Requirement: Copy all lines that contain the word "Voice".

Dataset records:
════

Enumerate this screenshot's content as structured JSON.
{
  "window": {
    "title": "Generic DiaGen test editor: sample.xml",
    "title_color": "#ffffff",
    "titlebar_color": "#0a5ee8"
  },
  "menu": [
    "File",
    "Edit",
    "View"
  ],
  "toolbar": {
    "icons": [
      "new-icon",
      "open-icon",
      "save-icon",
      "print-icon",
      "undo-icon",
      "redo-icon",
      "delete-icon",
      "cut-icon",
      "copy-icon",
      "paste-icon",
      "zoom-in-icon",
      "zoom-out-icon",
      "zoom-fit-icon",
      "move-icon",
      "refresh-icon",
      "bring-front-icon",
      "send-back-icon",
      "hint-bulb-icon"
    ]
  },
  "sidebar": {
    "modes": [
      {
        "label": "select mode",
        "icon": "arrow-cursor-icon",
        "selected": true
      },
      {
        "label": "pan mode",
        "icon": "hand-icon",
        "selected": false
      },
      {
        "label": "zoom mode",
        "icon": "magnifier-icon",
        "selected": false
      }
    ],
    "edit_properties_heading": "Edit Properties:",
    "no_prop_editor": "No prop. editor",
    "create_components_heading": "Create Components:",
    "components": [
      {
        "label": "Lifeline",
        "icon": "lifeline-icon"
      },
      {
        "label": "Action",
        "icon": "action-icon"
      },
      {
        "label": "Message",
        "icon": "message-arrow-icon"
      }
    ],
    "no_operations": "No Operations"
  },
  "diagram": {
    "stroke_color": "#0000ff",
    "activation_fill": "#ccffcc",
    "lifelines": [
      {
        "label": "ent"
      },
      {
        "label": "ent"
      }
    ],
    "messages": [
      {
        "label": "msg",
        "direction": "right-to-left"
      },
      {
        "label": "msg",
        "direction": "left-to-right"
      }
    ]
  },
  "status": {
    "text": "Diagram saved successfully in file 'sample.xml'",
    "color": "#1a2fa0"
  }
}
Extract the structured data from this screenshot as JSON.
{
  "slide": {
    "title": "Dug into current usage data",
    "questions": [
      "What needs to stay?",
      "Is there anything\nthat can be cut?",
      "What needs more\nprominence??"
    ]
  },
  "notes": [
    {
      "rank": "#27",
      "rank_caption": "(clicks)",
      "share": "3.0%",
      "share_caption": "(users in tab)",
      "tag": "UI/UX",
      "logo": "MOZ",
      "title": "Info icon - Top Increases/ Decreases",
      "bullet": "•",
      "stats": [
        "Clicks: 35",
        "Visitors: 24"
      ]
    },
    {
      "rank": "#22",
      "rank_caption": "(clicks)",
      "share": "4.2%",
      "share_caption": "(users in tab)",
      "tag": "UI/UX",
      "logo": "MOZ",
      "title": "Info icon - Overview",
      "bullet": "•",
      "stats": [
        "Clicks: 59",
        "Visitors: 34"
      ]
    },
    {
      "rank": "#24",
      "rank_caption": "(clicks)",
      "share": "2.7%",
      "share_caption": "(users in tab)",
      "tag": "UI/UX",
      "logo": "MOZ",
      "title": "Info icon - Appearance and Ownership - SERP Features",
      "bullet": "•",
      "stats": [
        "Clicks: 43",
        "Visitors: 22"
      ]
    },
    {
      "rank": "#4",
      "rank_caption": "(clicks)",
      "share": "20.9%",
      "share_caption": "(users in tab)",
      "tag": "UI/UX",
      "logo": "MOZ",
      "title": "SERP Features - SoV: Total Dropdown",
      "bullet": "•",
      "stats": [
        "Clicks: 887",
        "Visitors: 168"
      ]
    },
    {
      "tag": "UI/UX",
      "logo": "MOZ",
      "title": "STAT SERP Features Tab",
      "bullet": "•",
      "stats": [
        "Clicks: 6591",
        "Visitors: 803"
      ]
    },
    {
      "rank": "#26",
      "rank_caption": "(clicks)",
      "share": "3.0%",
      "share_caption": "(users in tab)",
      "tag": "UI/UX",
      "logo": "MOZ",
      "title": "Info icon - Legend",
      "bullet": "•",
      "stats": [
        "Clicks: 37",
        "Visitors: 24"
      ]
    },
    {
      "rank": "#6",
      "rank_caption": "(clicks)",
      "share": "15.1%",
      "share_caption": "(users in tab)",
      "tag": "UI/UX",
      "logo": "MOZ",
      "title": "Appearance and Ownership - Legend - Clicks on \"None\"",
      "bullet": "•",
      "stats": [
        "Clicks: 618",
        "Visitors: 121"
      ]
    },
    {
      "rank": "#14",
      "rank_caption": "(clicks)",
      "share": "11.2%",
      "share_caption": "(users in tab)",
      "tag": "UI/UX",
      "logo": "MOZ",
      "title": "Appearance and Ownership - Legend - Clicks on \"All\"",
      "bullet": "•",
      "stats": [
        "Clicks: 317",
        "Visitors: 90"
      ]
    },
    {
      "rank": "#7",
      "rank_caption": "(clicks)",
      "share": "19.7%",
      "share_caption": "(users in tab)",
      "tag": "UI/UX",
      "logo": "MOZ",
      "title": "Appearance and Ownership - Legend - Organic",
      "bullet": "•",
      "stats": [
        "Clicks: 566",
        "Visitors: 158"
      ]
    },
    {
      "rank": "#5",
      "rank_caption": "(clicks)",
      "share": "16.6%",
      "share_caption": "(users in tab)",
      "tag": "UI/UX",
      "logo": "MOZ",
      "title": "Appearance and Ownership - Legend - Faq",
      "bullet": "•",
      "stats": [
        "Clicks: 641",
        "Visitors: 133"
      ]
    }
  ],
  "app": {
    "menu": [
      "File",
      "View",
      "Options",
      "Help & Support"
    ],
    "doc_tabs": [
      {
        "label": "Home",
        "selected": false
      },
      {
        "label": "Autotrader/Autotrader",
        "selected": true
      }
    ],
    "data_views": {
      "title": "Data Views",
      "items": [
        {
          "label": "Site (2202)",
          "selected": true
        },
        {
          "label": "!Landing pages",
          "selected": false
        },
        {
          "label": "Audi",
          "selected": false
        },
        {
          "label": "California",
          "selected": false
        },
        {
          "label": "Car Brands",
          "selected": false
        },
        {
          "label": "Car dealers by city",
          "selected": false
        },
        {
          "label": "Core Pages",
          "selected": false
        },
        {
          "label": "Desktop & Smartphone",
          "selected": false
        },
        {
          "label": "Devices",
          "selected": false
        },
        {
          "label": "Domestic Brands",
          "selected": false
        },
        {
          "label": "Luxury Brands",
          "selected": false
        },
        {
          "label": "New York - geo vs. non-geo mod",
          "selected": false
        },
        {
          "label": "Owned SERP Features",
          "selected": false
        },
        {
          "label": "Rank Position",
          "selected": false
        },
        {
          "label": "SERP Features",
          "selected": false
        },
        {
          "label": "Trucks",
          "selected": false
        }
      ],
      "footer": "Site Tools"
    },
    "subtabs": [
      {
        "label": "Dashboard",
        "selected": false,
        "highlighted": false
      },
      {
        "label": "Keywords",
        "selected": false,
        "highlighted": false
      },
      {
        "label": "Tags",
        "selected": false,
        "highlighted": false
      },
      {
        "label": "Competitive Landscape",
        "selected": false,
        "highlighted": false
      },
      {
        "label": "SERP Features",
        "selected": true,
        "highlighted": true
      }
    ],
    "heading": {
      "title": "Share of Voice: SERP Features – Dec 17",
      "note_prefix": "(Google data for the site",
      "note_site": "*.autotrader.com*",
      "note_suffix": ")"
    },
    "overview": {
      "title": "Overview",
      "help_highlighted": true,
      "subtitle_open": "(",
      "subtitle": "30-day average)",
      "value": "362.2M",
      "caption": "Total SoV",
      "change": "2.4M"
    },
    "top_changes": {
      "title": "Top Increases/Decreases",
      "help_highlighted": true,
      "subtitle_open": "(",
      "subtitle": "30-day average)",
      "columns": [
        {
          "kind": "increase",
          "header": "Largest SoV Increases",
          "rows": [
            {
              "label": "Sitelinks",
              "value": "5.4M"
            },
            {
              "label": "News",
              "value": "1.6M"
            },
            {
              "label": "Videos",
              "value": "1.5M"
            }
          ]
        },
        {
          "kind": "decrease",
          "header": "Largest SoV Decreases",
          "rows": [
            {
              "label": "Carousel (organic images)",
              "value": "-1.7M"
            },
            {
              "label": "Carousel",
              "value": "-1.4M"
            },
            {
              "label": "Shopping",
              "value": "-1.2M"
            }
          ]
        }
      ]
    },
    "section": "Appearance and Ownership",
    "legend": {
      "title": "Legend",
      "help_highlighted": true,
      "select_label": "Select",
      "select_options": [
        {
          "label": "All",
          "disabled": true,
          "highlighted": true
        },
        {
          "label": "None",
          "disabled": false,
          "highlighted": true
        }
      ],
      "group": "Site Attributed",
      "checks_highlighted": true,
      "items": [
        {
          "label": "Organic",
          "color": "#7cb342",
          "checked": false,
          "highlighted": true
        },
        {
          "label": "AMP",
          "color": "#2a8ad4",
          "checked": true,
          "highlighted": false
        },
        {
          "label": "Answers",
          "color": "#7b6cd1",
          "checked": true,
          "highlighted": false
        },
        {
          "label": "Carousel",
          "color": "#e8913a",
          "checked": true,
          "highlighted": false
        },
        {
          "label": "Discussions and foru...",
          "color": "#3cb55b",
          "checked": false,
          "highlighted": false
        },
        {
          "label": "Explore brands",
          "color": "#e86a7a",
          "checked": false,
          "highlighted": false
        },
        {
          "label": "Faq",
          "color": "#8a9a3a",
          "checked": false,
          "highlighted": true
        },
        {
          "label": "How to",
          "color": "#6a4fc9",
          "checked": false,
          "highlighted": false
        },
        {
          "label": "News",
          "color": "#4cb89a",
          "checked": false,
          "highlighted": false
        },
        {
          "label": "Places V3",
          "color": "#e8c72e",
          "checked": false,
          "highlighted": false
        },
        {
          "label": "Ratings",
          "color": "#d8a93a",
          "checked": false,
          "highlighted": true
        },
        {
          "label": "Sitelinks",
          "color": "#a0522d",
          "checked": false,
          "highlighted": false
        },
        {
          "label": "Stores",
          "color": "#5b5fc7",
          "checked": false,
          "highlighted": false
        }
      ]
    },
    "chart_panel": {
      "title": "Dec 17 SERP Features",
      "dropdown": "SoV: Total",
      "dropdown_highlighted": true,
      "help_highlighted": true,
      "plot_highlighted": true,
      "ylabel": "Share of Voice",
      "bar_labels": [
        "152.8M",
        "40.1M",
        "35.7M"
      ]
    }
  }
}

════

The response:
      "title": "Share of Voice: SERP Features – Dec 17",
      "ylabel": "Share of Voice",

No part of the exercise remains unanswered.